_STATED PROBLEM:_ Show each line from the listing that includes the word "maaliskuu".

_PROVIDED INFORMATION:_
= = = =
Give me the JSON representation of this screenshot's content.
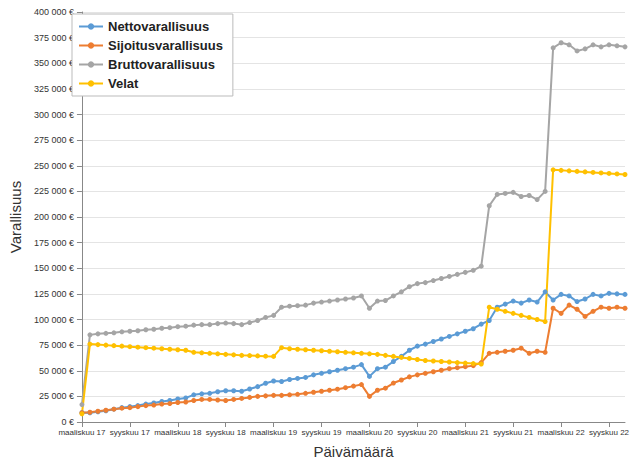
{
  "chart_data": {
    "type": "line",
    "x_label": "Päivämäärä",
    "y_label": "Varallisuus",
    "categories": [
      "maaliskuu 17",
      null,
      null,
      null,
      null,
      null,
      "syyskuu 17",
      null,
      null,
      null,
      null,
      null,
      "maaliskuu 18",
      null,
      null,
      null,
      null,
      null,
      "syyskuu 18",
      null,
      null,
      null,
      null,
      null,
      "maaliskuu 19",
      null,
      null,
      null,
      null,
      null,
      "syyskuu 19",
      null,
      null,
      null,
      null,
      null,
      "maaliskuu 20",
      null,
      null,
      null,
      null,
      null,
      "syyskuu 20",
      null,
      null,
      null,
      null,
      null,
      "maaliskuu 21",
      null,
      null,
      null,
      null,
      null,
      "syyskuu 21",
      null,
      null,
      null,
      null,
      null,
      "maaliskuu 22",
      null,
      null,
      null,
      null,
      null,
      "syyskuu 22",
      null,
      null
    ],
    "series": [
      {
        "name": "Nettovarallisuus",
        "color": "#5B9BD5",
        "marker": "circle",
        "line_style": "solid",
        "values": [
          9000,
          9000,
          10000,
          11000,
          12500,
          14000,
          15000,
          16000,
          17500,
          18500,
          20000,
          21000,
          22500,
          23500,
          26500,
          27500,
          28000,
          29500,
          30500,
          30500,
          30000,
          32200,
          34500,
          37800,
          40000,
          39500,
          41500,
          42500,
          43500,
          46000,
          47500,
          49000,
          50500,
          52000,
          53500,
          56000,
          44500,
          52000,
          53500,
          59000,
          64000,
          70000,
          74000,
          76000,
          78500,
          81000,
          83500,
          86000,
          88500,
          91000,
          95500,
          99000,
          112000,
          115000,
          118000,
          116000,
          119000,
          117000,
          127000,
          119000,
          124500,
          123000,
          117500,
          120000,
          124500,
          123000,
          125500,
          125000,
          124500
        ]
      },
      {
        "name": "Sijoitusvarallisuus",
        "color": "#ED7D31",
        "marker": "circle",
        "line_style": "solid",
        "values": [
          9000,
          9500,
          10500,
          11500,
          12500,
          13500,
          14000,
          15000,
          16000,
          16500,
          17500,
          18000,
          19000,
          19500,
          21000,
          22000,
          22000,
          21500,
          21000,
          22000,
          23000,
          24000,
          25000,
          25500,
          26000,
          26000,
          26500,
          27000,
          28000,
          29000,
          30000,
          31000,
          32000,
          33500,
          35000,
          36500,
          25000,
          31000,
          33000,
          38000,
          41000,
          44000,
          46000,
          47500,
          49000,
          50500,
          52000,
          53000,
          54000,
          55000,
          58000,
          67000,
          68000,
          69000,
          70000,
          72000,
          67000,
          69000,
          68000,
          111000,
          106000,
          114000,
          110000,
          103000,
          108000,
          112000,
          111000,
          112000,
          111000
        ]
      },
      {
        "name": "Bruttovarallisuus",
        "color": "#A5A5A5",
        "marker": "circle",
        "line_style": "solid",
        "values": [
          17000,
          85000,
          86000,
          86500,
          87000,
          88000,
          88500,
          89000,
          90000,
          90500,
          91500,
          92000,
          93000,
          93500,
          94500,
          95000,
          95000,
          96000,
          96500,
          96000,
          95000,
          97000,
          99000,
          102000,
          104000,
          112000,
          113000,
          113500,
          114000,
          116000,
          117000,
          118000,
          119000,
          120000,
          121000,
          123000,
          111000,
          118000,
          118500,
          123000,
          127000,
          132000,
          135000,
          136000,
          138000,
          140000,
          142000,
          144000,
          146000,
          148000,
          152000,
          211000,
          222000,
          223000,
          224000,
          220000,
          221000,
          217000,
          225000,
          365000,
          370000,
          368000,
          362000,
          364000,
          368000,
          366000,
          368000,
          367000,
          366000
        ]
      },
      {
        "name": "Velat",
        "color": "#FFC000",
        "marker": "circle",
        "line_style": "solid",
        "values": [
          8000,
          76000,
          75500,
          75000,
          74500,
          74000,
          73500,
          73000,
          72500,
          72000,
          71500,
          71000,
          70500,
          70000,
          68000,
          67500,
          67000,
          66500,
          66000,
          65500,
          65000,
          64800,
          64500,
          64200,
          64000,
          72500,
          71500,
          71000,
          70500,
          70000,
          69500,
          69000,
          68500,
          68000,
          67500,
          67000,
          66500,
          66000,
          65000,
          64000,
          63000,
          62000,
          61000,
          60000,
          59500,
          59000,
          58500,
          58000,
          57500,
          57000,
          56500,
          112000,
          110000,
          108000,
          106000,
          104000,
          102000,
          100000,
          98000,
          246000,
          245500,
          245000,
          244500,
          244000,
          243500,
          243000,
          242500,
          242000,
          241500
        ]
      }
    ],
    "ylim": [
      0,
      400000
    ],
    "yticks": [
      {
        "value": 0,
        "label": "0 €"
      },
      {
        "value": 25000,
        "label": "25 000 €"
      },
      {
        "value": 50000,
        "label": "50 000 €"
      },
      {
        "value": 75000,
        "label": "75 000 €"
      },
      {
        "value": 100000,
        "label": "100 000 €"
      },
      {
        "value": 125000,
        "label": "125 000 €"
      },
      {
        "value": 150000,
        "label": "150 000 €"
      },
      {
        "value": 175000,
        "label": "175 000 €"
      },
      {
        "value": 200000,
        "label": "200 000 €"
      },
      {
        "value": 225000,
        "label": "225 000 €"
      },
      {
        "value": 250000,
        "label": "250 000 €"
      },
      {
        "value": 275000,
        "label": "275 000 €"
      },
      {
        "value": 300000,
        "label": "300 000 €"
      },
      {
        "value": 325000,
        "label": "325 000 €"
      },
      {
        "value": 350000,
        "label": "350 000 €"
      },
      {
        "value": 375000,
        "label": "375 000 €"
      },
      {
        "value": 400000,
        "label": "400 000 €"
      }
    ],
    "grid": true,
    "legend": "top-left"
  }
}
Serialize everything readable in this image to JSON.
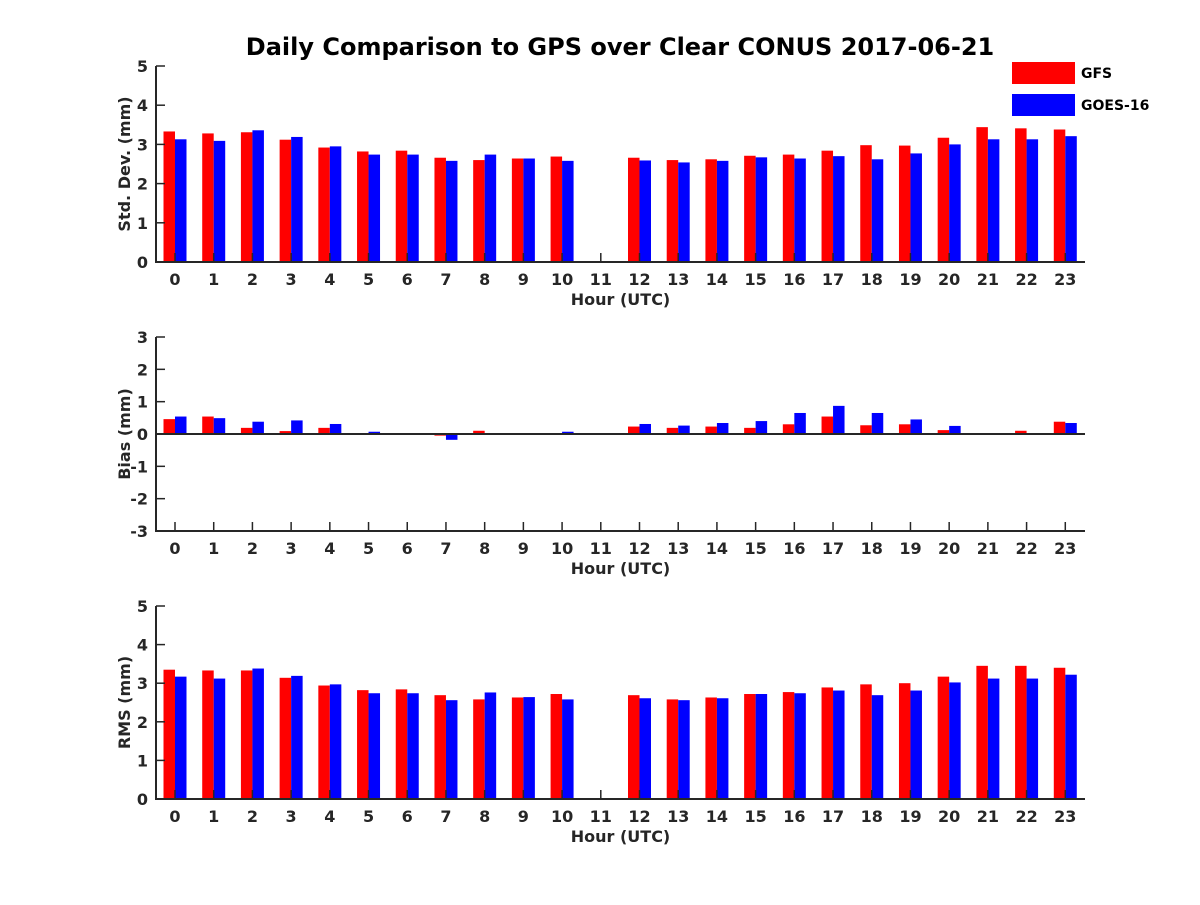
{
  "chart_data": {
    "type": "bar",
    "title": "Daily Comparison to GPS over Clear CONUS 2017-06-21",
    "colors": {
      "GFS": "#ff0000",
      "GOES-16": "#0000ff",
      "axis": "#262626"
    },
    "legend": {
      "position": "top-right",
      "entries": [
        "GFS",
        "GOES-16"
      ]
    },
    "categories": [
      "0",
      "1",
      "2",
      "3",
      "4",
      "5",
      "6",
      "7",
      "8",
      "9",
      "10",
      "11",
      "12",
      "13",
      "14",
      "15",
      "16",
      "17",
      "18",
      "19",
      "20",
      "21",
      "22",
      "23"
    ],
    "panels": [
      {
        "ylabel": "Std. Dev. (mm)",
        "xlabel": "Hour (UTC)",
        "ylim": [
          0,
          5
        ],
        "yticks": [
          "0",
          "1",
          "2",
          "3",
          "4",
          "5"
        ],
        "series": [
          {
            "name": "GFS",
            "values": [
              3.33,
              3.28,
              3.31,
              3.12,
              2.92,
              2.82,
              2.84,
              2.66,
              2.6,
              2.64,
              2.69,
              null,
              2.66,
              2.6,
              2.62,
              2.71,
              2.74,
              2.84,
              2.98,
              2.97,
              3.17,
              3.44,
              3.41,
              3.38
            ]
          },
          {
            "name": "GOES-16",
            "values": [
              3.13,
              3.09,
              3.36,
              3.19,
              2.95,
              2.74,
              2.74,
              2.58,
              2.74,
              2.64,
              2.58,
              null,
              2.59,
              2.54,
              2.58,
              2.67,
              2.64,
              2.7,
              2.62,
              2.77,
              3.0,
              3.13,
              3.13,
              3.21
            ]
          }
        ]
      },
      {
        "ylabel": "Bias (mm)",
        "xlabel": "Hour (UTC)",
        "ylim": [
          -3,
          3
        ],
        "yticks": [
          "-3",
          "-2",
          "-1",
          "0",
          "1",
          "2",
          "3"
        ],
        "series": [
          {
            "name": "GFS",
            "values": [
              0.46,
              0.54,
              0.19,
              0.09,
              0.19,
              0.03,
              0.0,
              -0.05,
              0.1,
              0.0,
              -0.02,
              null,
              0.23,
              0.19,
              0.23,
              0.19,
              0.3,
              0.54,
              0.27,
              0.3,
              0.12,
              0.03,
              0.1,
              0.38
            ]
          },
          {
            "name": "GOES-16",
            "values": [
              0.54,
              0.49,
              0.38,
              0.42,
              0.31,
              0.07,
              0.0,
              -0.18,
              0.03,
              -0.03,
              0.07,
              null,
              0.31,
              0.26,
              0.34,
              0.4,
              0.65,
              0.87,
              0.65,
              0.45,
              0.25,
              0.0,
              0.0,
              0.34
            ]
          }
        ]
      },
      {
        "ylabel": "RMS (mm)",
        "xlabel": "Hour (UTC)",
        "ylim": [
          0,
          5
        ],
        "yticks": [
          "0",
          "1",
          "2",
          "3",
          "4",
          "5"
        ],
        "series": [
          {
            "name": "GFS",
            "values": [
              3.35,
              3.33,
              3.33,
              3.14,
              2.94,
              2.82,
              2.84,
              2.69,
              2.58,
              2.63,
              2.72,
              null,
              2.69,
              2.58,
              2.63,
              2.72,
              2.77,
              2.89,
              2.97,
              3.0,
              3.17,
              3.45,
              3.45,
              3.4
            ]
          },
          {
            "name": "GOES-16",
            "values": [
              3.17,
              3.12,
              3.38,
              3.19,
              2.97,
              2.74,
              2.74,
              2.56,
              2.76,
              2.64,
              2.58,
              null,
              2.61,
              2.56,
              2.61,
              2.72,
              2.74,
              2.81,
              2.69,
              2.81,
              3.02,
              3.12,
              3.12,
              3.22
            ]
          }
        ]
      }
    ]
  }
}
= = = =
_ANSWER:_
      "maaliskuu 17",
      "maaliskuu 18",
      "maaliskuu 19",
      "maaliskuu 20",
      "maaliskuu 21",
      "maaliskuu 22",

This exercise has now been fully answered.